» **OBJECTIVE**
Lines containing the word "Lower" are the ones to copy from the records below.
** BEGIN MATERIAL FOR THIS TASK **
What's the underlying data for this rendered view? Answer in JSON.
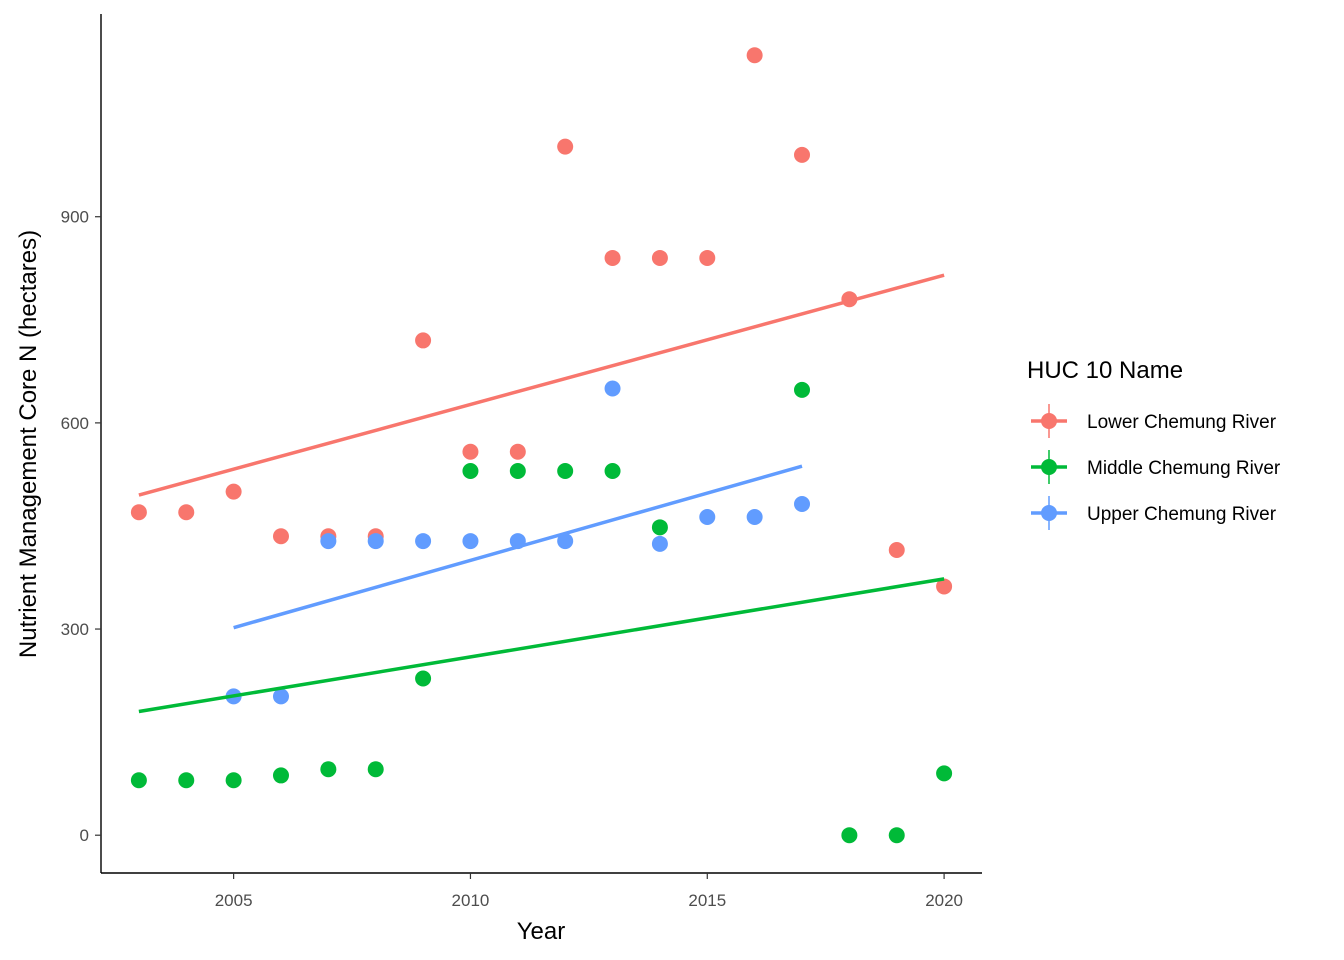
{
  "chart_data": {
    "type": "scatter",
    "xlabel": "Year",
    "ylabel": "Nutrient Management Core N (hectares)",
    "xlim": [
      2002.2,
      2020.8
    ],
    "ylim": [
      -55,
      1195
    ],
    "x_ticks": [
      2005,
      2010,
      2015,
      2020
    ],
    "y_ticks": [
      0,
      300,
      600,
      900
    ],
    "grid": false,
    "legend": {
      "title": "HUC 10 Name",
      "placement": "right",
      "entries": [
        "Lower Chemung River",
        "Middle Chemung River",
        "Upper Chemung River"
      ]
    },
    "series": [
      {
        "name": "Lower Chemung River",
        "color": "#F8766D",
        "points": [
          [
            2003,
            470
          ],
          [
            2004,
            470
          ],
          [
            2005,
            500
          ],
          [
            2006,
            435
          ],
          [
            2007,
            435
          ],
          [
            2008,
            435
          ],
          [
            2009,
            720
          ],
          [
            2010,
            558
          ],
          [
            2011,
            558
          ],
          [
            2012,
            1002
          ],
          [
            2013,
            840
          ],
          [
            2014,
            840
          ],
          [
            2015,
            840
          ],
          [
            2016,
            1135
          ],
          [
            2017,
            990
          ],
          [
            2018,
            780
          ],
          [
            2019,
            415
          ],
          [
            2020,
            362
          ]
        ],
        "trend": [
          [
            2003,
            495
          ],
          [
            2020,
            815
          ]
        ]
      },
      {
        "name": "Middle Chemung River",
        "color": "#00BA38",
        "points": [
          [
            2003,
            80
          ],
          [
            2004,
            80
          ],
          [
            2005,
            80
          ],
          [
            2006,
            87
          ],
          [
            2007,
            96
          ],
          [
            2008,
            96
          ],
          [
            2009,
            228
          ],
          [
            2010,
            530
          ],
          [
            2011,
            530
          ],
          [
            2012,
            530
          ],
          [
            2013,
            530
          ],
          [
            2014,
            448
          ],
          [
            2017,
            648
          ],
          [
            2018,
            0
          ],
          [
            2019,
            0
          ],
          [
            2020,
            90
          ]
        ],
        "trend": [
          [
            2003,
            180
          ],
          [
            2020,
            373
          ]
        ]
      },
      {
        "name": "Upper Chemung River",
        "color": "#619CFF",
        "points": [
          [
            2005,
            202
          ],
          [
            2006,
            202
          ],
          [
            2007,
            428
          ],
          [
            2008,
            428
          ],
          [
            2009,
            428
          ],
          [
            2010,
            428
          ],
          [
            2011,
            428
          ],
          [
            2012,
            428
          ],
          [
            2013,
            650
          ],
          [
            2014,
            424
          ],
          [
            2015,
            463
          ],
          [
            2016,
            463
          ],
          [
            2017,
            482
          ]
        ],
        "trend": [
          [
            2005,
            302
          ],
          [
            2017,
            537
          ]
        ]
      }
    ]
  }
}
** END MATERIAL FOR THIS TASK **
» **THE COMPLETED TASK**
        "Lower Chemung River",
        "name": "Lower Chemung River",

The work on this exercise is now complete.